::: Records to process :::

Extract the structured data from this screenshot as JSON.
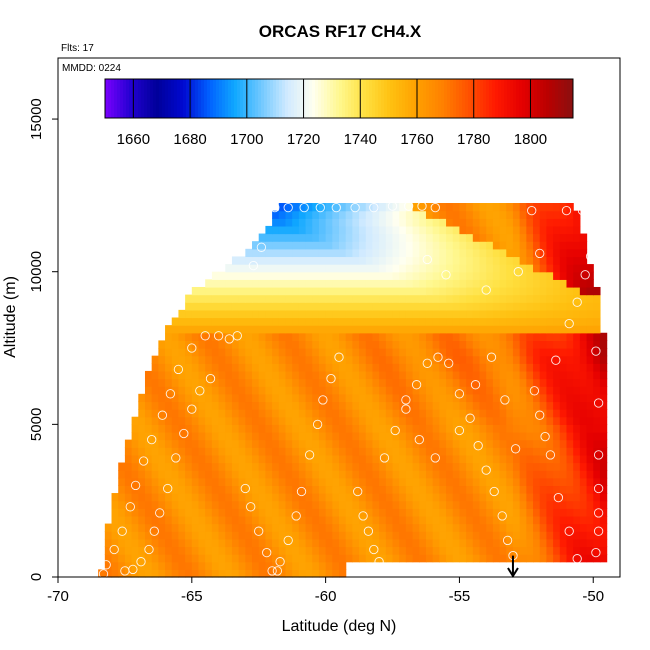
{
  "chart_data": {
    "type": "heatmap",
    "title": "ORCAS RF17 CH4.X",
    "flight_note": "Flts: 17",
    "date_note": "MMDD: 0224",
    "xlabel": "Latitude (deg N)",
    "ylabel": "Altitude (m)",
    "xlim": [
      -70,
      -49
    ],
    "ylim": [
      0,
      17000
    ],
    "x_ticks": [
      -70,
      -65,
      -60,
      -55,
      -50
    ],
    "x_tick_labels": [
      "-70",
      "-65",
      "-60",
      "-55",
      "-50"
    ],
    "y_ticks": [
      0,
      5000,
      10000,
      15000
    ],
    "y_tick_labels": [
      "0",
      "5000",
      "10000",
      "15000"
    ],
    "colorbar": {
      "range": [
        1650,
        1815
      ],
      "ticks": [
        1660,
        1680,
        1700,
        1720,
        1740,
        1760,
        1780,
        1800
      ],
      "tick_labels": [
        "1660",
        "1680",
        "1700",
        "1720",
        "1740",
        "1760",
        "1780",
        "1800"
      ],
      "colors": [
        "#7a00ff",
        "#2200d0",
        "#00009a",
        "#0008d0",
        "#0060ff",
        "#10a8ff",
        "#70c8ff",
        "#d0eaff",
        "#fffff0",
        "#fff890",
        "#ffe040",
        "#ffc010",
        "#ffa000",
        "#ff8000",
        "#ff5000",
        "#ff1a00",
        "#e60000",
        "#bb0000",
        "#8a1010"
      ]
    },
    "coverage": {
      "lat_min": [
        -68.4,
        -68.2,
        -67.8,
        -67.4,
        -66.9,
        -66.3,
        -65.7,
        -64.8,
        -63.2,
        -62.0,
        -61.8
      ],
      "lat_max": [
        -49.7,
        -49.7,
        -49.7,
        -49.7,
        -49.7,
        -49.7,
        -49.8,
        -50.0,
        -50.3,
        -50.6,
        -50.8
      ],
      "altitudes": [
        0,
        1500,
        3000,
        4500,
        6000,
        7500,
        8500,
        9500,
        10500,
        11500,
        12200
      ]
    },
    "arrow_marker": {
      "lat": -53,
      "alt_top": 700,
      "alt_bottom": 0
    },
    "observations": [
      [
        -68.3,
        100
      ],
      [
        -68.2,
        400
      ],
      [
        -67.9,
        900
      ],
      [
        -67.6,
        1500
      ],
      [
        -67.3,
        2300
      ],
      [
        -67.1,
        3000
      ],
      [
        -66.8,
        3800
      ],
      [
        -66.5,
        4500
      ],
      [
        -66.1,
        5300
      ],
      [
        -65.8,
        6000
      ],
      [
        -65.5,
        6800
      ],
      [
        -65.0,
        7500
      ],
      [
        -64.5,
        7900
      ],
      [
        -64.0,
        7900
      ],
      [
        -63.3,
        7900
      ],
      [
        -67.5,
        200
      ],
      [
        -67.2,
        250
      ],
      [
        -66.9,
        500
      ],
      [
        -66.6,
        900
      ],
      [
        -66.4,
        1500
      ],
      [
        -66.2,
        2100
      ],
      [
        -65.9,
        2900
      ],
      [
        -65.6,
        3900
      ],
      [
        -65.3,
        4700
      ],
      [
        -65.0,
        5500
      ],
      [
        -64.7,
        6100
      ],
      [
        -64.3,
        6500
      ],
      [
        -63.6,
        7800
      ],
      [
        -63.0,
        2900
      ],
      [
        -62.8,
        2300
      ],
      [
        -62.5,
        1500
      ],
      [
        -62.2,
        800
      ],
      [
        -62.0,
        200
      ],
      [
        -61.7,
        500
      ],
      [
        -61.4,
        1200
      ],
      [
        -61.1,
        2000
      ],
      [
        -60.9,
        2800
      ],
      [
        -60.6,
        4000
      ],
      [
        -60.3,
        5000
      ],
      [
        -60.1,
        5800
      ],
      [
        -59.8,
        6500
      ],
      [
        -59.5,
        7200
      ],
      [
        -61.8,
        200
      ],
      [
        -58.8,
        2800
      ],
      [
        -58.6,
        2000
      ],
      [
        -58.4,
        1500
      ],
      [
        -58.2,
        900
      ],
      [
        -58.0,
        500
      ],
      [
        -57.8,
        3900
      ],
      [
        -57.4,
        4800
      ],
      [
        -57.0,
        5500
      ],
      [
        -56.6,
        6300
      ],
      [
        -56.2,
        7000
      ],
      [
        -55.8,
        7200
      ],
      [
        -55.4,
        7000
      ],
      [
        -55.0,
        6000
      ],
      [
        -54.6,
        5200
      ],
      [
        -54.3,
        4300
      ],
      [
        -54.0,
        3500
      ],
      [
        -53.7,
        2800
      ],
      [
        -53.4,
        2000
      ],
      [
        -53.2,
        1200
      ],
      [
        -53.0,
        700
      ],
      [
        -52.7,
        300
      ],
      [
        -52.2,
        6100
      ],
      [
        -52.0,
        5300
      ],
      [
        -51.8,
        4600
      ],
      [
        -51.6,
        4000
      ],
      [
        -51.4,
        7100
      ],
      [
        -50.9,
        8300
      ],
      [
        -50.6,
        9000
      ],
      [
        -50.3,
        9900
      ],
      [
        -50.1,
        10500
      ],
      [
        -49.9,
        7400
      ],
      [
        -49.8,
        5700
      ],
      [
        -49.8,
        4000
      ],
      [
        -49.8,
        2900
      ],
      [
        -49.8,
        2100
      ],
      [
        -49.8,
        1500
      ],
      [
        -49.9,
        800
      ],
      [
        -50.2,
        300
      ],
      [
        -50.6,
        600
      ],
      [
        -50.9,
        1500
      ],
      [
        -51.3,
        2600
      ],
      [
        -55.5,
        9900
      ],
      [
        -56.2,
        10400
      ],
      [
        -54.0,
        9400
      ],
      [
        -52.8,
        10000
      ],
      [
        -52.0,
        10600
      ],
      [
        -52.3,
        12000
      ],
      [
        -51.0,
        12000
      ],
      [
        -50.4,
        12000
      ],
      [
        -62.4,
        10800
      ],
      [
        -62.7,
        10200
      ],
      [
        -61.9,
        12100
      ],
      [
        -61.4,
        12100
      ],
      [
        -60.8,
        12100
      ],
      [
        -60.2,
        12100
      ],
      [
        -59.6,
        12100
      ],
      [
        -58.9,
        12100
      ],
      [
        -58.2,
        12100
      ],
      [
        -57.5,
        12150
      ],
      [
        -56.9,
        12150
      ],
      [
        -56.4,
        12150
      ],
      [
        -55.9,
        12100
      ],
      [
        -57.0,
        5800
      ],
      [
        -56.5,
        4500
      ],
      [
        -55.9,
        3900
      ],
      [
        -55.0,
        4800
      ],
      [
        -54.4,
        6300
      ],
      [
        -53.8,
        7200
      ],
      [
        -53.3,
        5800
      ],
      [
        -52.9,
        4200
      ]
    ]
  }
}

:::

**The task**
Reproduce the records verbatim, omitting all images they contain.

**Correct result**
Extract the structured data from this screenshot as JSON.
{
  "chart_data": {
    "type": "heatmap",
    "title": "ORCAS RF17 CH4.X",
    "flight_note": "Flts: 17",
    "date_note": "MMDD: 0224",
    "xlabel": "Latitude (deg N)",
    "ylabel": "Altitude (m)",
    "xlim": [
      -70,
      -49
    ],
    "ylim": [
      0,
      17000
    ],
    "x_ticks": [
      -70,
      -65,
      -60,
      -55,
      -50
    ],
    "x_tick_labels": [
      "-70",
      "-65",
      "-60",
      "-55",
      "-50"
    ],
    "y_ticks": [
      0,
      5000,
      10000,
      15000
    ],
    "y_tick_labels": [
      "0",
      "5000",
      "10000",
      "15000"
    ],
    "colorbar": {
      "range": [
        1650,
        1815
      ],
      "ticks": [
        1660,
        1680,
        1700,
        1720,
        1740,
        1760,
        1780,
        1800
      ],
      "tick_labels": [
        "1660",
        "1680",
        "1700",
        "1720",
        "1740",
        "1760",
        "1780",
        "1800"
      ],
      "colors": [
        "#7a00ff",
        "#2200d0",
        "#00009a",
        "#0008d0",
        "#0060ff",
        "#10a8ff",
        "#70c8ff",
        "#d0eaff",
        "#fffff0",
        "#fff890",
        "#ffe040",
        "#ffc010",
        "#ffa000",
        "#ff8000",
        "#ff5000",
        "#ff1a00",
        "#e60000",
        "#bb0000",
        "#8a1010"
      ]
    },
    "coverage": {
      "lat_min": [
        -68.4,
        -68.2,
        -67.8,
        -67.4,
        -66.9,
        -66.3,
        -65.7,
        -64.8,
        -63.2,
        -62.0,
        -61.8
      ],
      "lat_max": [
        -49.7,
        -49.7,
        -49.7,
        -49.7,
        -49.7,
        -49.7,
        -49.8,
        -50.0,
        -50.3,
        -50.6,
        -50.8
      ],
      "altitudes": [
        0,
        1500,
        3000,
        4500,
        6000,
        7500,
        8500,
        9500,
        10500,
        11500,
        12200
      ]
    },
    "arrow_marker": {
      "lat": -53,
      "alt_top": 700,
      "alt_bottom": 0
    },
    "observations": [
      [
        -68.3,
        100
      ],
      [
        -68.2,
        400
      ],
      [
        -67.9,
        900
      ],
      [
        -67.6,
        1500
      ],
      [
        -67.3,
        2300
      ],
      [
        -67.1,
        3000
      ],
      [
        -66.8,
        3800
      ],
      [
        -66.5,
        4500
      ],
      [
        -66.1,
        5300
      ],
      [
        -65.8,
        6000
      ],
      [
        -65.5,
        6800
      ],
      [
        -65.0,
        7500
      ],
      [
        -64.5,
        7900
      ],
      [
        -64.0,
        7900
      ],
      [
        -63.3,
        7900
      ],
      [
        -67.5,
        200
      ],
      [
        -67.2,
        250
      ],
      [
        -66.9,
        500
      ],
      [
        -66.6,
        900
      ],
      [
        -66.4,
        1500
      ],
      [
        -66.2,
        2100
      ],
      [
        -65.9,
        2900
      ],
      [
        -65.6,
        3900
      ],
      [
        -65.3,
        4700
      ],
      [
        -65.0,
        5500
      ],
      [
        -64.7,
        6100
      ],
      [
        -64.3,
        6500
      ],
      [
        -63.6,
        7800
      ],
      [
        -63.0,
        2900
      ],
      [
        -62.8,
        2300
      ],
      [
        -62.5,
        1500
      ],
      [
        -62.2,
        800
      ],
      [
        -62.0,
        200
      ],
      [
        -61.7,
        500
      ],
      [
        -61.4,
        1200
      ],
      [
        -61.1,
        2000
      ],
      [
        -60.9,
        2800
      ],
      [
        -60.6,
        4000
      ],
      [
        -60.3,
        5000
      ],
      [
        -60.1,
        5800
      ],
      [
        -59.8,
        6500
      ],
      [
        -59.5,
        7200
      ],
      [
        -61.8,
        200
      ],
      [
        -58.8,
        2800
      ],
      [
        -58.6,
        2000
      ],
      [
        -58.4,
        1500
      ],
      [
        -58.2,
        900
      ],
      [
        -58.0,
        500
      ],
      [
        -57.8,
        3900
      ],
      [
        -57.4,
        4800
      ],
      [
        -57.0,
        5500
      ],
      [
        -56.6,
        6300
      ],
      [
        -56.2,
        7000
      ],
      [
        -55.8,
        7200
      ],
      [
        -55.4,
        7000
      ],
      [
        -55.0,
        6000
      ],
      [
        -54.6,
        5200
      ],
      [
        -54.3,
        4300
      ],
      [
        -54.0,
        3500
      ],
      [
        -53.7,
        2800
      ],
      [
        -53.4,
        2000
      ],
      [
        -53.2,
        1200
      ],
      [
        -53.0,
        700
      ],
      [
        -52.7,
        300
      ],
      [
        -52.2,
        6100
      ],
      [
        -52.0,
        5300
      ],
      [
        -51.8,
        4600
      ],
      [
        -51.6,
        4000
      ],
      [
        -51.4,
        7100
      ],
      [
        -50.9,
        8300
      ],
      [
        -50.6,
        9000
      ],
      [
        -50.3,
        9900
      ],
      [
        -50.1,
        10500
      ],
      [
        -49.9,
        7400
      ],
      [
        -49.8,
        5700
      ],
      [
        -49.8,
        4000
      ],
      [
        -49.8,
        2900
      ],
      [
        -49.8,
        2100
      ],
      [
        -49.8,
        1500
      ],
      [
        -49.9,
        800
      ],
      [
        -50.2,
        300
      ],
      [
        -50.6,
        600
      ],
      [
        -50.9,
        1500
      ],
      [
        -51.3,
        2600
      ],
      [
        -55.5,
        9900
      ],
      [
        -56.2,
        10400
      ],
      [
        -54.0,
        9400
      ],
      [
        -52.8,
        10000
      ],
      [
        -52.0,
        10600
      ],
      [
        -52.3,
        12000
      ],
      [
        -51.0,
        12000
      ],
      [
        -50.4,
        12000
      ],
      [
        -62.4,
        10800
      ],
      [
        -62.7,
        10200
      ],
      [
        -61.9,
        12100
      ],
      [
        -61.4,
        12100
      ],
      [
        -60.8,
        12100
      ],
      [
        -60.2,
        12100
      ],
      [
        -59.6,
        12100
      ],
      [
        -58.9,
        12100
      ],
      [
        -58.2,
        12100
      ],
      [
        -57.5,
        12150
      ],
      [
        -56.9,
        12150
      ],
      [
        -56.4,
        12150
      ],
      [
        -55.9,
        12100
      ],
      [
        -57.0,
        5800
      ],
      [
        -56.5,
        4500
      ],
      [
        -55.9,
        3900
      ],
      [
        -55.0,
        4800
      ],
      [
        -54.4,
        6300
      ],
      [
        -53.8,
        7200
      ],
      [
        -53.3,
        5800
      ],
      [
        -52.9,
        4200
      ]
    ]
  }
}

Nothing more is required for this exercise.